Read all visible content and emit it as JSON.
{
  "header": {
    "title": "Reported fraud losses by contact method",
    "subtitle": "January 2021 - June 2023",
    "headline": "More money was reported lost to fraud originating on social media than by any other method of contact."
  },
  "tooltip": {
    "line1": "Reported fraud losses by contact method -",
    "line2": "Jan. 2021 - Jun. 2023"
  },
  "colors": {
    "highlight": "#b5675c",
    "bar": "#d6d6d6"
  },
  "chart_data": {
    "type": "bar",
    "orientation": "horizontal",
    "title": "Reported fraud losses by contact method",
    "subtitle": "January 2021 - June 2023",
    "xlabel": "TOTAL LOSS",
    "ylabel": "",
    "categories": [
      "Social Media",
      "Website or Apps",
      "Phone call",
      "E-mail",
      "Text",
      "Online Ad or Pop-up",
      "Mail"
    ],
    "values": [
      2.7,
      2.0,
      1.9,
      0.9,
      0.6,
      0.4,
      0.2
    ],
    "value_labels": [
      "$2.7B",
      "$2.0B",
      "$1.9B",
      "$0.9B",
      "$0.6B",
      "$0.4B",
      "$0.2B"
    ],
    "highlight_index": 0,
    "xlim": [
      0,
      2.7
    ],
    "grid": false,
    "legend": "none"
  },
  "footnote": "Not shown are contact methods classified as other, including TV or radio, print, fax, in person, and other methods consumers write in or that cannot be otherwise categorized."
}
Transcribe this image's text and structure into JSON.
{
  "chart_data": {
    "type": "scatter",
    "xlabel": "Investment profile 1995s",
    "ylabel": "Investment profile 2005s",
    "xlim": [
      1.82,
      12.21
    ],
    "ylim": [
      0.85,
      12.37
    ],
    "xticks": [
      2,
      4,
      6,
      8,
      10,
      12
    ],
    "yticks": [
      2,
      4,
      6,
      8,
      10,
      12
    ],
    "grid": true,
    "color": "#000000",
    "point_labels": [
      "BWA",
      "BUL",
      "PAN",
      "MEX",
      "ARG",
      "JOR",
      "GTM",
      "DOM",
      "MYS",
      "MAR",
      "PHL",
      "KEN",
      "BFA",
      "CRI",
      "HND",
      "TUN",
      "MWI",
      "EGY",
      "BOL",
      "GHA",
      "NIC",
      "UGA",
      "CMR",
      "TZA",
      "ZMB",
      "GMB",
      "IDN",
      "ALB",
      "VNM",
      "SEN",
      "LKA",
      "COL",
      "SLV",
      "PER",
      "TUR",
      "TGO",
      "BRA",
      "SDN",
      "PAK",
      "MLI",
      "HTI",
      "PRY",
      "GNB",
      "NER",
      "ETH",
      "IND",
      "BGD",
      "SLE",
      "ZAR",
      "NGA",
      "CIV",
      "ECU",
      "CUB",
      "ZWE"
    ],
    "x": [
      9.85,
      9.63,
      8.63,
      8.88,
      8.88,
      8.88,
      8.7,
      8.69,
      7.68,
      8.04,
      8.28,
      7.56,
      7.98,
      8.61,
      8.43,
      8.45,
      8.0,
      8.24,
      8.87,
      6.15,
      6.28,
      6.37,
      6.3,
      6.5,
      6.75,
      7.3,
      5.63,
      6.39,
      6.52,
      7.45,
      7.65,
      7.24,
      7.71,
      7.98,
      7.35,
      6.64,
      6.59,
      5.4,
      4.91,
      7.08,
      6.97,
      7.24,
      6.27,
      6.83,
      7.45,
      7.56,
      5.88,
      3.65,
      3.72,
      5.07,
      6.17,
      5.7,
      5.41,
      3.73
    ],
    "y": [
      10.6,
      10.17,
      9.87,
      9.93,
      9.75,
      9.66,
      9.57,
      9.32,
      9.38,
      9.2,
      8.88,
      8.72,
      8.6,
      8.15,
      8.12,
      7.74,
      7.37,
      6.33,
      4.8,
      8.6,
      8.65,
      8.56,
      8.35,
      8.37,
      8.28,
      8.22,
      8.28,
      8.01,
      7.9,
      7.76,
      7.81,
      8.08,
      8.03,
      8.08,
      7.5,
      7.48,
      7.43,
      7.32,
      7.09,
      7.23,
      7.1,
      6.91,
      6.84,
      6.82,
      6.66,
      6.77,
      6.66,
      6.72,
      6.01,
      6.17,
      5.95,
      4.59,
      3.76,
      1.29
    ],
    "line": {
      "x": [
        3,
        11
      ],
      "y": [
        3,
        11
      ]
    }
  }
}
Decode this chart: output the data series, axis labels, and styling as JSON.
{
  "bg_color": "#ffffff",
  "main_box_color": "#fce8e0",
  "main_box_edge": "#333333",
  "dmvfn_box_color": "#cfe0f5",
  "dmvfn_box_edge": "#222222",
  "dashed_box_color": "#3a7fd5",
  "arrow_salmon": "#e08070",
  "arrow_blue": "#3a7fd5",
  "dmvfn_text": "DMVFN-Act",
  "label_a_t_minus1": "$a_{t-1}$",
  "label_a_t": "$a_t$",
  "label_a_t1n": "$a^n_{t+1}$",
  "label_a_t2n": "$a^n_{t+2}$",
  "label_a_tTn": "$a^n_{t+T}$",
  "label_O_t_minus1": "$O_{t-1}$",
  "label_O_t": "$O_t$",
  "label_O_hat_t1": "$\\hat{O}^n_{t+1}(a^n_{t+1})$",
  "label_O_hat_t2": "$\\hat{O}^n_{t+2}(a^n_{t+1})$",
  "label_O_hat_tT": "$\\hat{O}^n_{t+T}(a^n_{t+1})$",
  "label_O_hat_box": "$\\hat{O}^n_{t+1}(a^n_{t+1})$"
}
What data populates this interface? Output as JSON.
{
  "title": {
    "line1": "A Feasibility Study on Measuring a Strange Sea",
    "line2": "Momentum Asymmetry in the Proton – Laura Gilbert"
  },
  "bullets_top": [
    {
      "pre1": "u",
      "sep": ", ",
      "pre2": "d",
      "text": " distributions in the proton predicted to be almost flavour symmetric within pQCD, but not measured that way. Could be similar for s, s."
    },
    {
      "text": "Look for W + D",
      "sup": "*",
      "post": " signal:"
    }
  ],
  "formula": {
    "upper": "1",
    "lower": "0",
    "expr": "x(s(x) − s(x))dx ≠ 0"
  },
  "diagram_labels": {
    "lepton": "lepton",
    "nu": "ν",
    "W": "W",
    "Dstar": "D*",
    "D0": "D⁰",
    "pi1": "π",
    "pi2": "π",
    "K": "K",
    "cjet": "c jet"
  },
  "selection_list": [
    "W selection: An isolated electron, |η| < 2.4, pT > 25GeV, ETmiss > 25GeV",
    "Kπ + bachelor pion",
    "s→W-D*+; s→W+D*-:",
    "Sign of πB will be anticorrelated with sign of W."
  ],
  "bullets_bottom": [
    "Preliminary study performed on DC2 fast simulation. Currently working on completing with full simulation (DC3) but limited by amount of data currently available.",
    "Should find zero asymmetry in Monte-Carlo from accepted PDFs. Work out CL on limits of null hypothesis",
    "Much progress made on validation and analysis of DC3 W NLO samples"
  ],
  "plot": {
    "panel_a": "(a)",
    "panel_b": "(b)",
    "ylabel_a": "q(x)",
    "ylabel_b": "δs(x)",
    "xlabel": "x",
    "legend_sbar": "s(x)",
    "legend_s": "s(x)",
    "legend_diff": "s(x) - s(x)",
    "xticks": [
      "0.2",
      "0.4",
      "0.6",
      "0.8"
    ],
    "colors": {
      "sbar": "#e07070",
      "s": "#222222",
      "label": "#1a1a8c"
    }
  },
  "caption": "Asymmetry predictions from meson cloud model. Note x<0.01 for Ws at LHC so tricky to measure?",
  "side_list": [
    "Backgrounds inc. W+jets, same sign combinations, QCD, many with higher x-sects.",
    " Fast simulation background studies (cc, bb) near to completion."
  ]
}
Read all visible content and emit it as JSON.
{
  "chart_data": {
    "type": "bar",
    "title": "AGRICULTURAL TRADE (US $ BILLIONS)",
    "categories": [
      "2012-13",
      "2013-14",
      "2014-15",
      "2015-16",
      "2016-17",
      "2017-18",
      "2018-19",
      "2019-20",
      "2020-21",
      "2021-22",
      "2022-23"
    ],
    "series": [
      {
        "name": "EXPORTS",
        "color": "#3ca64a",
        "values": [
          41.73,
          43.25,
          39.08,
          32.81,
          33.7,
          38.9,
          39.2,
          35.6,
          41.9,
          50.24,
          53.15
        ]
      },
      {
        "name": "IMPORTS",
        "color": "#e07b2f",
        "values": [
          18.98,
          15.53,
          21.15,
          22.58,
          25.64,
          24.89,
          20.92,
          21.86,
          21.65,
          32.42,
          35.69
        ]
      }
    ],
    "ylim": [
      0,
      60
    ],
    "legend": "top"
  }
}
----
EXERCISE BRIEF: List the lines that contain the word "series".

WRITTEN RESPONSE:
Decode this chart: output the data series, axis labels, and styling as JSON.
    "series": [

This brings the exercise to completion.